(Stored entries)

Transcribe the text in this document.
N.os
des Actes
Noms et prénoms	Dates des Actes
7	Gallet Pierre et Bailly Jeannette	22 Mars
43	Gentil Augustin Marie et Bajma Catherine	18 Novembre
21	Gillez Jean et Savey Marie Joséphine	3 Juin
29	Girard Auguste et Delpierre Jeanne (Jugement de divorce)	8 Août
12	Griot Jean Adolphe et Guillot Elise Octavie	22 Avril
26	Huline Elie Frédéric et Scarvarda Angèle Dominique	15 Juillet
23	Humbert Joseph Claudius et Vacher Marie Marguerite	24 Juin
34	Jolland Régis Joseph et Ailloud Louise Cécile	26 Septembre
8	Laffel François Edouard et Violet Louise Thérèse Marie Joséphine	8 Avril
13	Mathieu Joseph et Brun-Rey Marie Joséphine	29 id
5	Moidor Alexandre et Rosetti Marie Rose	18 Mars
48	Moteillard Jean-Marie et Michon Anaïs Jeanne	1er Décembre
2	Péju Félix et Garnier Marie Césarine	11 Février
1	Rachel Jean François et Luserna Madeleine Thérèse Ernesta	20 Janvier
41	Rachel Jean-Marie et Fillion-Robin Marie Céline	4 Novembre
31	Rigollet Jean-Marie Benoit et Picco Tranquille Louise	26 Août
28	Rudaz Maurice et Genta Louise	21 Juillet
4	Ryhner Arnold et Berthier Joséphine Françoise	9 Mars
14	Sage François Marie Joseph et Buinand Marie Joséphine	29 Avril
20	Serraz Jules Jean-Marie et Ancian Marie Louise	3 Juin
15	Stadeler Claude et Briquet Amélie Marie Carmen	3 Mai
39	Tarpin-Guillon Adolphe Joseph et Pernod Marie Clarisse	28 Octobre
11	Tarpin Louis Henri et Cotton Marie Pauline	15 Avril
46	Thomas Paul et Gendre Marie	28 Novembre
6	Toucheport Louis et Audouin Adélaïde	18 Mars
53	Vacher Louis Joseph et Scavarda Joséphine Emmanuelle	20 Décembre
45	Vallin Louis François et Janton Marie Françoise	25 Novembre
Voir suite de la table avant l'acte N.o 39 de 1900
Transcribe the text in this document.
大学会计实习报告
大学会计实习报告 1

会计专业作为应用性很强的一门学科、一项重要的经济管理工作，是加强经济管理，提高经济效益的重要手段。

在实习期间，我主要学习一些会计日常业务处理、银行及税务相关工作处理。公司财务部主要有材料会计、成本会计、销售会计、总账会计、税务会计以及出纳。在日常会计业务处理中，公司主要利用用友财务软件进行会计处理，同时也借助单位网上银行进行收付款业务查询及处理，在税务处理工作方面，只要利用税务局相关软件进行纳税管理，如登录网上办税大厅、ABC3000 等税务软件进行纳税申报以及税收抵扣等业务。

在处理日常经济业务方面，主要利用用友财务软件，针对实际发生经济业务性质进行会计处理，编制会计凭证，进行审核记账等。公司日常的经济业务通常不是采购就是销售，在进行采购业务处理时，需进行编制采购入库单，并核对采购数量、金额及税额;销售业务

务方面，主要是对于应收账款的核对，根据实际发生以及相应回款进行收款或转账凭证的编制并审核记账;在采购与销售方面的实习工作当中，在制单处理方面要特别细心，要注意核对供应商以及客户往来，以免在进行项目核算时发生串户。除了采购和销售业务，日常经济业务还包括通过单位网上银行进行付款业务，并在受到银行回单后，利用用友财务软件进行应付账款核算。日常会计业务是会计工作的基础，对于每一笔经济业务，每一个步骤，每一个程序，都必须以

**Set problem**
Each entry above needs to be retyped exactly.

**Task output**
Transcribe the text in this document.
N.os
des Actes
Noms et prénoms	Dates des Actes
7	Gallet Pierre et Bailly Jeannette	22 Mars
43	Gentil Augustin Marie et Bajma Catherine	18 Novembre
21	Gillez Jean et Savey Marie Joséphine	3 Juin
29	Girard Auguste et Delpierre Jeanne (Jugement de divorce)	8 Août
12	Griot Jean Adolphe et Guillot Elise Octavie	22 Avril
26	Huline Elie Frédéric et Scarvarda Angèle Dominique	15 Juillet
23	Humbert Joseph Claudius et Vacher Marie Marguerite	24 Juin
34	Jolland Régis Joseph et Ailloud Louise Cécile	26 Septembre
8	Laffel François Edouard et Violet Louise Thérèse Marie Joséphine	8 Avril
13	Mathieu Joseph et Brun-Rey Marie Joséphine	29 id
5	Moidor Alexandre et Rosetti Marie Rose	18 Mars
48	Moteillard Jean-Marie et Michon Anaïs Jeanne	1er Décembre
2	Péju Félix et Garnier Marie Césarine	11 Février
1	Rachel Jean François et Luserna Madeleine Thérèse Ernesta	20 Janvier
41	Rachel Jean-Marie et Fillion-Robin Marie Céline	4 Novembre
31	Rigollet Jean-Marie Benoit et Picco Tranquille Louise	26 Août
28	Rudaz Maurice et Genta Louise	21 Juillet
4	Ryhner Arnold et Berthier Joséphine Françoise	9 Mars
14	Sage François Marie Joseph et Buinand Marie Joséphine	29 Avril
20	Serraz Jules Jean-Marie et Ancian Marie Louise	3 Juin
15	Stadeler Claude et Briquet Amélie Marie Carmen	3 Mai
39	Tarpin-Guillon Adolphe Joseph et Pernod Marie Clarisse	28 Octobre
11	Tarpin Louis Henri et Cotton Marie Pauline	15 Avril
46	Thomas Paul et Gendre Marie	28 Novembre
6	Toucheport Louis et Audouin Adélaïde	18 Mars
53	Vacher Louis Joseph et Scavarda Joséphine Emmanuelle	20 Décembre
45	Vallin Louis François et Janton Marie Françoise	25 Novembre
Voir suite de la table avant l'acte N.o 39 de 1900
Transcribe the text in this document.
大学会计实习报告
大学会计实习报告 1

会计专业作为应用性很强的一门学科、一项重要的经济管理工作，是加强经济管理，提高经济效益的重要手段。

在实习期间，我主要学习一些会计日常业务处理、银行及税务相关工作处理。公司财务部主要有材料会计、成本会计、销售会计、总账会计、税务会计以及出纳。在日常会计业务处理中，公司主要利用用友财务软件进行会计处理，同时也借助单位网上银行进行收付款业务查询及处理，在税务处理工作方面，只要利用税务局相关软件进行纳税管理，如登录网上办税大厅、ABC3000 等税务软件进行纳税申报以及税收抵扣等业务。

在处理日常经济业务方面，主要利用用友财务软件，针对实际发生经济业务性质进行会计处理，编制会计凭证，进行审核记账等。公司日常的经济业务通常不是采购就是销售，在进行采购业务处理时，需进行编制采购入库单，并核对采购数量、金额及税额;销售业务

务方面，主要是对于应收账款的核对，根据实际发生以及相应回款进行收款或转账凭证的编制并审核记账;在采购与销售方面的实习工作当中，在制单处理方面要特别细心，要注意核对供应商以及客户往来，以免在进行项目核算时发生串户。除了采购和销售业务，日常经济业务还包括通过单位网上银行进行付款业务，并在受到银行回单后，利用用友财务软件进行应付账款核算。日常会计业务是会计工作的基础，对于每一笔经济业务，每一个步骤，每一个程序，都必须以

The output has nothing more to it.